GIVEN REQUEST
Reproduce the listing word for word, leaving every picture behind.

─── RECORD LIST ───

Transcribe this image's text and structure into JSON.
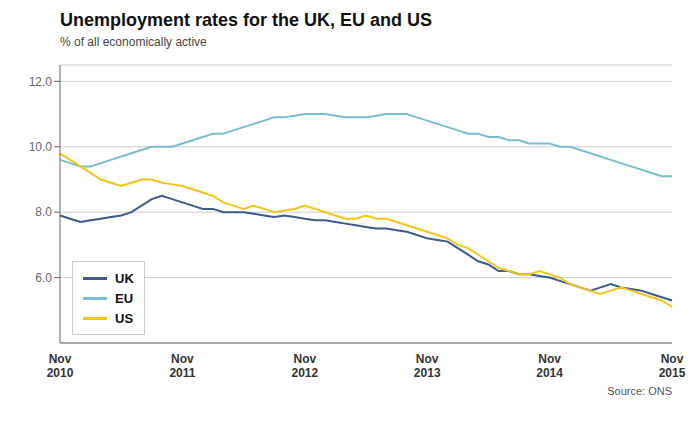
{
  "chart_data": {
    "type": "line",
    "title": "Unemployment rates for the UK, EU and US",
    "subtitle": "% of all economically active",
    "source": "Source: ONS",
    "categories": [
      "Nov\n2010",
      null,
      null,
      null,
      null,
      null,
      null,
      null,
      null,
      null,
      null,
      null,
      "Nov\n2011",
      null,
      null,
      null,
      null,
      null,
      null,
      null,
      null,
      null,
      null,
      null,
      "Nov\n2012",
      null,
      null,
      null,
      null,
      null,
      null,
      null,
      null,
      null,
      null,
      null,
      "Nov\n2013",
      null,
      null,
      null,
      null,
      null,
      null,
      null,
      null,
      null,
      null,
      null,
      "Nov\n2014",
      null,
      null,
      null,
      null,
      null,
      null,
      null,
      null,
      null,
      null,
      null,
      "Nov\n2015"
    ],
    "series": [
      {
        "name": "UK",
        "color": "#3d5a8a",
        "values": [
          7.9,
          7.8,
          7.7,
          7.75,
          7.8,
          7.85,
          7.9,
          8.0,
          8.2,
          8.4,
          8.5,
          8.4,
          8.3,
          8.2,
          8.1,
          8.1,
          8.0,
          8.0,
          8.0,
          7.95,
          7.9,
          7.85,
          7.9,
          7.85,
          7.8,
          7.75,
          7.75,
          7.7,
          7.65,
          7.6,
          7.55,
          7.5,
          7.5,
          7.45,
          7.4,
          7.3,
          7.2,
          7.15,
          7.1,
          6.9,
          6.7,
          6.5,
          6.4,
          6.2,
          6.2,
          6.1,
          6.1,
          6.05,
          6.0,
          5.9,
          5.8,
          5.7,
          5.6,
          5.7,
          5.8,
          5.7,
          5.65,
          5.6,
          5.5,
          5.4,
          5.3
        ]
      },
      {
        "name": "EU",
        "color": "#7bbdd0",
        "values": [
          9.6,
          9.5,
          9.4,
          9.4,
          9.5,
          9.6,
          9.7,
          9.8,
          9.9,
          10.0,
          10.0,
          10.0,
          10.1,
          10.2,
          10.3,
          10.4,
          10.4,
          10.5,
          10.6,
          10.7,
          10.8,
          10.9,
          10.9,
          10.95,
          11.0,
          11.0,
          11.0,
          10.95,
          10.9,
          10.9,
          10.9,
          10.95,
          11.0,
          11.0,
          11.0,
          10.9,
          10.8,
          10.7,
          10.6,
          10.5,
          10.4,
          10.4,
          10.3,
          10.3,
          10.2,
          10.2,
          10.1,
          10.1,
          10.1,
          10.0,
          10.0,
          9.9,
          9.8,
          9.7,
          9.6,
          9.5,
          9.4,
          9.3,
          9.2,
          9.1,
          9.1
        ]
      },
      {
        "name": "US",
        "color": "#f0c619",
        "values": [
          9.8,
          9.6,
          9.4,
          9.2,
          9.0,
          8.9,
          8.8,
          8.9,
          9.0,
          9.0,
          8.9,
          8.85,
          8.8,
          8.7,
          8.6,
          8.5,
          8.3,
          8.2,
          8.1,
          8.2,
          8.1,
          8.0,
          8.05,
          8.1,
          8.2,
          8.1,
          8.0,
          7.9,
          7.8,
          7.8,
          7.9,
          7.8,
          7.8,
          7.7,
          7.6,
          7.5,
          7.4,
          7.3,
          7.2,
          7.0,
          6.9,
          6.7,
          6.5,
          6.3,
          6.2,
          6.1,
          6.1,
          6.2,
          6.1,
          6.0,
          5.8,
          5.7,
          5.6,
          5.5,
          5.6,
          5.7,
          5.6,
          5.5,
          5.4,
          5.3,
          5.1
        ]
      }
    ],
    "ylim": [
      4.0,
      12.5
    ],
    "yticks": [
      {
        "value": 6.0,
        "label": "6.0"
      },
      {
        "value": 8.0,
        "label": "8.0"
      },
      {
        "value": 10.0,
        "label": "10.0"
      },
      {
        "value": 12.0,
        "label": "12.0"
      }
    ],
    "grid": true,
    "legend": "lower left"
  }
}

───

EXERCISE RESULT
Transcribe this image's text and structure into JSON.
{
  "chart_data": {
    "type": "line",
    "title": "Unemployment rates for the UK, EU and US",
    "subtitle": "% of all economically active",
    "source": "Source: ONS",
    "categories": [
      "Nov\n2010",
      null,
      null,
      null,
      null,
      null,
      null,
      null,
      null,
      null,
      null,
      null,
      "Nov\n2011",
      null,
      null,
      null,
      null,
      null,
      null,
      null,
      null,
      null,
      null,
      null,
      "Nov\n2012",
      null,
      null,
      null,
      null,
      null,
      null,
      null,
      null,
      null,
      null,
      null,
      "Nov\n2013",
      null,
      null,
      null,
      null,
      null,
      null,
      null,
      null,
      null,
      null,
      null,
      "Nov\n2014",
      null,
      null,
      null,
      null,
      null,
      null,
      null,
      null,
      null,
      null,
      null,
      "Nov\n2015"
    ],
    "series": [
      {
        "name": "UK",
        "color": "#3d5a8a",
        "values": [
          7.9,
          7.8,
          7.7,
          7.75,
          7.8,
          7.85,
          7.9,
          8.0,
          8.2,
          8.4,
          8.5,
          8.4,
          8.3,
          8.2,
          8.1,
          8.1,
          8.0,
          8.0,
          8.0,
          7.95,
          7.9,
          7.85,
          7.9,
          7.85,
          7.8,
          7.75,
          7.75,
          7.7,
          7.65,
          7.6,
          7.55,
          7.5,
          7.5,
          7.45,
          7.4,
          7.3,
          7.2,
          7.15,
          7.1,
          6.9,
          6.7,
          6.5,
          6.4,
          6.2,
          6.2,
          6.1,
          6.1,
          6.05,
          6.0,
          5.9,
          5.8,
          5.7,
          5.6,
          5.7,
          5.8,
          5.7,
          5.65,
          5.6,
          5.5,
          5.4,
          5.3
        ]
      },
      {
        "name": "EU",
        "color": "#7bbdd0",
        "values": [
          9.6,
          9.5,
          9.4,
          9.4,
          9.5,
          9.6,
          9.7,
          9.8,
          9.9,
          10.0,
          10.0,
          10.0,
          10.1,
          10.2,
          10.3,
          10.4,
          10.4,
          10.5,
          10.6,
          10.7,
          10.8,
          10.9,
          10.9,
          10.95,
          11.0,
          11.0,
          11.0,
          10.95,
          10.9,
          10.9,
          10.9,
          10.95,
          11.0,
          11.0,
          11.0,
          10.9,
          10.8,
          10.7,
          10.6,
          10.5,
          10.4,
          10.4,
          10.3,
          10.3,
          10.2,
          10.2,
          10.1,
          10.1,
          10.1,
          10.0,
          10.0,
          9.9,
          9.8,
          9.7,
          9.6,
          9.5,
          9.4,
          9.3,
          9.2,
          9.1,
          9.1
        ]
      },
      {
        "name": "US",
        "color": "#f0c619",
        "values": [
          9.8,
          9.6,
          9.4,
          9.2,
          9.0,
          8.9,
          8.8,
          8.9,
          9.0,
          9.0,
          8.9,
          8.85,
          8.8,
          8.7,
          8.6,
          8.5,
          8.3,
          8.2,
          8.1,
          8.2,
          8.1,
          8.0,
          8.05,
          8.1,
          8.2,
          8.1,
          8.0,
          7.9,
          7.8,
          7.8,
          7.9,
          7.8,
          7.8,
          7.7,
          7.6,
          7.5,
          7.4,
          7.3,
          7.2,
          7.0,
          6.9,
          6.7,
          6.5,
          6.3,
          6.2,
          6.1,
          6.1,
          6.2,
          6.1,
          6.0,
          5.8,
          5.7,
          5.6,
          5.5,
          5.6,
          5.7,
          5.6,
          5.5,
          5.4,
          5.3,
          5.1
        ]
      }
    ],
    "ylim": [
      4.0,
      12.5
    ],
    "yticks": [
      {
        "value": 6.0,
        "label": "6.0"
      },
      {
        "value": 8.0,
        "label": "8.0"
      },
      {
        "value": 10.0,
        "label": "10.0"
      },
      {
        "value": 12.0,
        "label": "12.0"
      }
    ],
    "grid": true,
    "legend": "lower left"
  }
}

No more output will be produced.